* _Given instruction_:
Write down each entry again, exactly as it reads.

***** Given records *****

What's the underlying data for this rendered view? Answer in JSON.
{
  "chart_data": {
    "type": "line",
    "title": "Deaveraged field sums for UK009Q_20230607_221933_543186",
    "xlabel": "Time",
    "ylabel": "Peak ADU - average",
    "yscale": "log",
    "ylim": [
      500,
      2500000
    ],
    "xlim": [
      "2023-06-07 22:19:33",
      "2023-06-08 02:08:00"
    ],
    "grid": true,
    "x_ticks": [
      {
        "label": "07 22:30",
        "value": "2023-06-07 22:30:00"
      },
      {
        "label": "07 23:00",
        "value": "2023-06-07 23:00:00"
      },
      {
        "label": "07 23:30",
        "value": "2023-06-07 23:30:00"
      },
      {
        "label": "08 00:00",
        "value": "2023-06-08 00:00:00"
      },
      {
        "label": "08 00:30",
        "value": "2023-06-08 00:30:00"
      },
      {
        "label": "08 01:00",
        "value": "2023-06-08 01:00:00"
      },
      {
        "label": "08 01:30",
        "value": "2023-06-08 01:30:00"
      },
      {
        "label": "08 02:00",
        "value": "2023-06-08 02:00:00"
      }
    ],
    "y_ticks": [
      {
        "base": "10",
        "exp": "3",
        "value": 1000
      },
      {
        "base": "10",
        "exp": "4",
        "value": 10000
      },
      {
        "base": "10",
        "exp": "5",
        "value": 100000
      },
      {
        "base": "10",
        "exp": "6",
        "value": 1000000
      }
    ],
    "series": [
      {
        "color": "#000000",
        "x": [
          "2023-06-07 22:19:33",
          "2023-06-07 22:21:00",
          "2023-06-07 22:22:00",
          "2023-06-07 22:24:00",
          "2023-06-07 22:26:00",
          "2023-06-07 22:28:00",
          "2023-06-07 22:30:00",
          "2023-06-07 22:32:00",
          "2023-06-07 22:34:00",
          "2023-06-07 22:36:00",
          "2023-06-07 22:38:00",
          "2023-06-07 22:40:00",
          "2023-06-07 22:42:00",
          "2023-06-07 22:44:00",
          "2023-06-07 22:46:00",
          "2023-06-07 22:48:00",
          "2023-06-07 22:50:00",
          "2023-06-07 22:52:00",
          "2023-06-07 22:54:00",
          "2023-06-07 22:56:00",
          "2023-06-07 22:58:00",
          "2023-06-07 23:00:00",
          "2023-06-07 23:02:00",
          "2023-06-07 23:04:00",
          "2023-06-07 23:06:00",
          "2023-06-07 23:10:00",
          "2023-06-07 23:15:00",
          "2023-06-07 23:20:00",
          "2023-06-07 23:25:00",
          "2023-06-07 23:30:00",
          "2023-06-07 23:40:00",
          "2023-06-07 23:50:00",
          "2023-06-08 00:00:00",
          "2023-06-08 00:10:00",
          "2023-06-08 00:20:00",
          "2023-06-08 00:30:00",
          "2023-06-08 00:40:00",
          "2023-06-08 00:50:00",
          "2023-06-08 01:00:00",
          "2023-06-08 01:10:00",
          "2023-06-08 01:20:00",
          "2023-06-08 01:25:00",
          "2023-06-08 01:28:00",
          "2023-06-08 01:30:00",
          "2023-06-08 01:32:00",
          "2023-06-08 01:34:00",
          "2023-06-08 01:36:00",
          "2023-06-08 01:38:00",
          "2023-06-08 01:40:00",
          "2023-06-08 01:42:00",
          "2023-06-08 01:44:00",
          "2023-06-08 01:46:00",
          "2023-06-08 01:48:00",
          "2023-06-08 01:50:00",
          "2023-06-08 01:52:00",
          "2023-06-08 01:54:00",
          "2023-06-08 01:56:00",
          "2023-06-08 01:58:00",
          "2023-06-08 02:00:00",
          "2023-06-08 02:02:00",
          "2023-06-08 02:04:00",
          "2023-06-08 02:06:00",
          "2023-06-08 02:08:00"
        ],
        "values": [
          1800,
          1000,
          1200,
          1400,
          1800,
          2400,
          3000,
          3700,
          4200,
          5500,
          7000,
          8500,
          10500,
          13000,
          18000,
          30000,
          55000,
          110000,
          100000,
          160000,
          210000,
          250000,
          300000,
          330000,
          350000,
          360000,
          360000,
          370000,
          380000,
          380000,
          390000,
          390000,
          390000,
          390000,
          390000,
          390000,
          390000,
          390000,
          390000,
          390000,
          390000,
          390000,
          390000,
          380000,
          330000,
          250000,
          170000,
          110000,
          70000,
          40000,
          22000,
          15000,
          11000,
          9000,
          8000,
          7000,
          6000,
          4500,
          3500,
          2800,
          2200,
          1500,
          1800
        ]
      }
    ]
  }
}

*****

* _Written reply_:
What's the underlying data for this rendered view? Answer in JSON.
{
  "chart_data": {
    "type": "line",
    "title": "Deaveraged field sums for UK009Q_20230607_221933_543186",
    "xlabel": "Time",
    "ylabel": "Peak ADU - average",
    "yscale": "log",
    "ylim": [
      500,
      2500000
    ],
    "xlim": [
      "2023-06-07 22:19:33",
      "2023-06-08 02:08:00"
    ],
    "grid": true,
    "x_ticks": [
      {
        "label": "07 22:30",
        "value": "2023-06-07 22:30:00"
      },
      {
        "label": "07 23:00",
        "value": "2023-06-07 23:00:00"
      },
      {
        "label": "07 23:30",
        "value": "2023-06-07 23:30:00"
      },
      {
        "label": "08 00:00",
        "value": "2023-06-08 00:00:00"
      },
      {
        "label": "08 00:30",
        "value": "2023-06-08 00:30:00"
      },
      {
        "label": "08 01:00",
        "value": "2023-06-08 01:00:00"
      },
      {
        "label": "08 01:30",
        "value": "2023-06-08 01:30:00"
      },
      {
        "label": "08 02:00",
        "value": "2023-06-08 02:00:00"
      }
    ],
    "y_ticks": [
      {
        "base": "10",
        "exp": "3",
        "value": 1000
      },
      {
        "base": "10",
        "exp": "4",
        "value": 10000
      },
      {
        "base": "10",
        "exp": "5",
        "value": 100000
      },
      {
        "base": "10",
        "exp": "6",
        "value": 1000000
      }
    ],
    "series": [
      {
        "color": "#000000",
        "x": [
          "2023-06-07 22:19:33",
          "2023-06-07 22:21:00",
          "2023-06-07 22:22:00",
          "2023-06-07 22:24:00",
          "2023-06-07 22:26:00",
          "2023-06-07 22:28:00",
          "2023-06-07 22:30:00",
          "2023-06-07 22:32:00",
          "2023-06-07 22:34:00",
          "2023-06-07 22:36:00",
          "2023-06-07 22:38:00",
          "2023-06-07 22:40:00",
          "2023-06-07 22:42:00",
          "2023-06-07 22:44:00",
          "2023-06-07 22:46:00",
          "2023-06-07 22:48:00",
          "2023-06-07 22:50:00",
          "2023-06-07 22:52:00",
          "2023-06-07 22:54:00",
          "2023-06-07 22:56:00",
          "2023-06-07 22:58:00",
          "2023-06-07 23:00:00",
          "2023-06-07 23:02:00",
          "2023-06-07 23:04:00",
          "2023-06-07 23:06:00",
          "2023-06-07 23:10:00",
          "2023-06-07 23:15:00",
          "2023-06-07 23:20:00",
          "2023-06-07 23:25:00",
          "2023-06-07 23:30:00",
          "2023-06-07 23:40:00",
          "2023-06-07 23:50:00",
          "2023-06-08 00:00:00",
          "2023-06-08 00:10:00",
          "2023-06-08 00:20:00",
          "2023-06-08 00:30:00",
          "2023-06-08 00:40:00",
          "2023-06-08 00:50:00",
          "2023-06-08 01:00:00",
          "2023-06-08 01:10:00",
          "2023-06-08 01:20:00",
          "2023-06-08 01:25:00",
          "2023-06-08 01:28:00",
          "2023-06-08 01:30:00",
          "2023-06-08 01:32:00",
          "2023-06-08 01:34:00",
          "2023-06-08 01:36:00",
          "2023-06-08 01:38:00",
          "2023-06-08 01:40:00",
          "2023-06-08 01:42:00",
          "2023-06-08 01:44:00",
          "2023-06-08 01:46:00",
          "2023-06-08 01:48:00",
          "2023-06-08 01:50:00",
          "2023-06-08 01:52:00",
          "2023-06-08 01:54:00",
          "2023-06-08 01:56:00",
          "2023-06-08 01:58:00",
          "2023-06-08 02:00:00",
          "2023-06-08 02:02:00",
          "2023-06-08 02:04:00",
          "2023-06-08 02:06:00",
          "2023-06-08 02:08:00"
        ],
        "values": [
          1800,
          1000,
          1200,
          1400,
          1800,
          2400,
          3000,
          3700,
          4200,
          5500,
          7000,
          8500,
          10500,
          13000,
          18000,
          30000,
          55000,
          110000,
          100000,
          160000,
          210000,
          250000,
          300000,
          330000,
          350000,
          360000,
          360000,
          370000,
          380000,
          380000,
          390000,
          390000,
          390000,
          390000,
          390000,
          390000,
          390000,
          390000,
          390000,
          390000,
          390000,
          390000,
          390000,
          380000,
          330000,
          250000,
          170000,
          110000,
          70000,
          40000,
          22000,
          15000,
          11000,
          9000,
          8000,
          7000,
          6000,
          4500,
          3500,
          2800,
          2200,
          1500,
          1800
        ]
      }
    ]
  }
}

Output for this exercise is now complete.